[Aim of the task]:
Which lines of the records contain "atau"? Collect every one of them.

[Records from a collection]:
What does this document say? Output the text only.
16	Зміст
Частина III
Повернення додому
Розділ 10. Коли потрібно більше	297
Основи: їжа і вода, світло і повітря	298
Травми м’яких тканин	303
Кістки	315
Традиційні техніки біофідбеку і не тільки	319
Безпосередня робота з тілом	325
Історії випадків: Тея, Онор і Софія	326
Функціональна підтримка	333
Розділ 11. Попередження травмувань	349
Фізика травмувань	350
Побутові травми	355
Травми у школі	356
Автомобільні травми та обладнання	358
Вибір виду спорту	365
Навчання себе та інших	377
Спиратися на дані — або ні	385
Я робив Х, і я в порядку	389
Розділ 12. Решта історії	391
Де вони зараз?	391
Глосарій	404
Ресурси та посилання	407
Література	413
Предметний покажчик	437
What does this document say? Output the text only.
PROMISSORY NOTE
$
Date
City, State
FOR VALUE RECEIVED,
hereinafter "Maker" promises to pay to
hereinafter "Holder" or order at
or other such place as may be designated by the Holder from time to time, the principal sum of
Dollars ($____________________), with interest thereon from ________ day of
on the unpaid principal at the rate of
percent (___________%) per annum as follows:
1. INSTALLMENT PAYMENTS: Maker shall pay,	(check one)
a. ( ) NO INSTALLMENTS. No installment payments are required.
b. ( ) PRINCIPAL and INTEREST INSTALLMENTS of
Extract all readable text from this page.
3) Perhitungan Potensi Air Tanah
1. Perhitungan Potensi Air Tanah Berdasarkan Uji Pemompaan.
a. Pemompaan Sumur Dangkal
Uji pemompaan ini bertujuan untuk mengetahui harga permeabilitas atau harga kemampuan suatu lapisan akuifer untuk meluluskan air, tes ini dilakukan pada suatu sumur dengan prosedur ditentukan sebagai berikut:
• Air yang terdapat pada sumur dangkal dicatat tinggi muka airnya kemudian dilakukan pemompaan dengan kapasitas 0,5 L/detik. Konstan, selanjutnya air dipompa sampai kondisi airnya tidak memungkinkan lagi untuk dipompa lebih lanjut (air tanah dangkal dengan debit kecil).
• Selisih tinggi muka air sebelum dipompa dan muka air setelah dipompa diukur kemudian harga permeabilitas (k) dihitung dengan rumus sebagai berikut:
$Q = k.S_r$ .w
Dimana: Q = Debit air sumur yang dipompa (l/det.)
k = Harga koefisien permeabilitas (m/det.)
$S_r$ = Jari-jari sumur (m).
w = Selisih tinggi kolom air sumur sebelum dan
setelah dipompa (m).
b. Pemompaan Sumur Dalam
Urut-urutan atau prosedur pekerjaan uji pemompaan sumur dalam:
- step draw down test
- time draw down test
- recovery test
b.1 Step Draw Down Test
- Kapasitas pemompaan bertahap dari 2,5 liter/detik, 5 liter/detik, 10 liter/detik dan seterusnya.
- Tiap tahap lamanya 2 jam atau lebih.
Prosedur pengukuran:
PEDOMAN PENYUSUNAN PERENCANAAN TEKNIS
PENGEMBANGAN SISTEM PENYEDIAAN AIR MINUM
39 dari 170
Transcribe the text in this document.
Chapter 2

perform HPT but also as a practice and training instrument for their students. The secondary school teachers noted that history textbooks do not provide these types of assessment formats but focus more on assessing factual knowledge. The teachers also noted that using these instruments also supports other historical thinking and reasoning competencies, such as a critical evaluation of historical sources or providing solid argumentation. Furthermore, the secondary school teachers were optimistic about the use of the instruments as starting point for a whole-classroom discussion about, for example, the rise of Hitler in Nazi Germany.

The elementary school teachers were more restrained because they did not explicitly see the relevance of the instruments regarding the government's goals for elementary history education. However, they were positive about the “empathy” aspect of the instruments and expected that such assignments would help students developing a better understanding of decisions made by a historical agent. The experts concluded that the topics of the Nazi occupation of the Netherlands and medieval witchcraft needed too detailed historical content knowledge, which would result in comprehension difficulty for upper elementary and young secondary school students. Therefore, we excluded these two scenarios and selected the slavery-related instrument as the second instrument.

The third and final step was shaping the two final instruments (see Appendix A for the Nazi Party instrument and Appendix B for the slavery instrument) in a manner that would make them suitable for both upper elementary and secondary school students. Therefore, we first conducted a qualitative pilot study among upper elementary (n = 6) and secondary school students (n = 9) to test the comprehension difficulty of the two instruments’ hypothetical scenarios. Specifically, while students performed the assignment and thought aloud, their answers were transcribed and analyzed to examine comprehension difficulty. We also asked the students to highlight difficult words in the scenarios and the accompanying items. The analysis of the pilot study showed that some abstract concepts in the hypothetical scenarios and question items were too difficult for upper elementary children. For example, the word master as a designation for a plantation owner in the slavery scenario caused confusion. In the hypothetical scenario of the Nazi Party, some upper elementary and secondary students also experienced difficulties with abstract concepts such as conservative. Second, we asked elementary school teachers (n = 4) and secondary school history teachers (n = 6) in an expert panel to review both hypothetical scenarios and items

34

[Output of the exercise]:
Uji pemompaan ini bertujuan untuk mengetahui harga permeabilitas atau harga kemampuan suatu lapisan akuifer untuk meluluskan air, tes ini dilakukan pada suatu sumur dengan prosedur ditentukan sebagai berikut:
Urut-urutan atau prosedur pekerjaan uji pemompaan sumur dalam:
- Tiap tahap lamanya 2 jam atau lebih.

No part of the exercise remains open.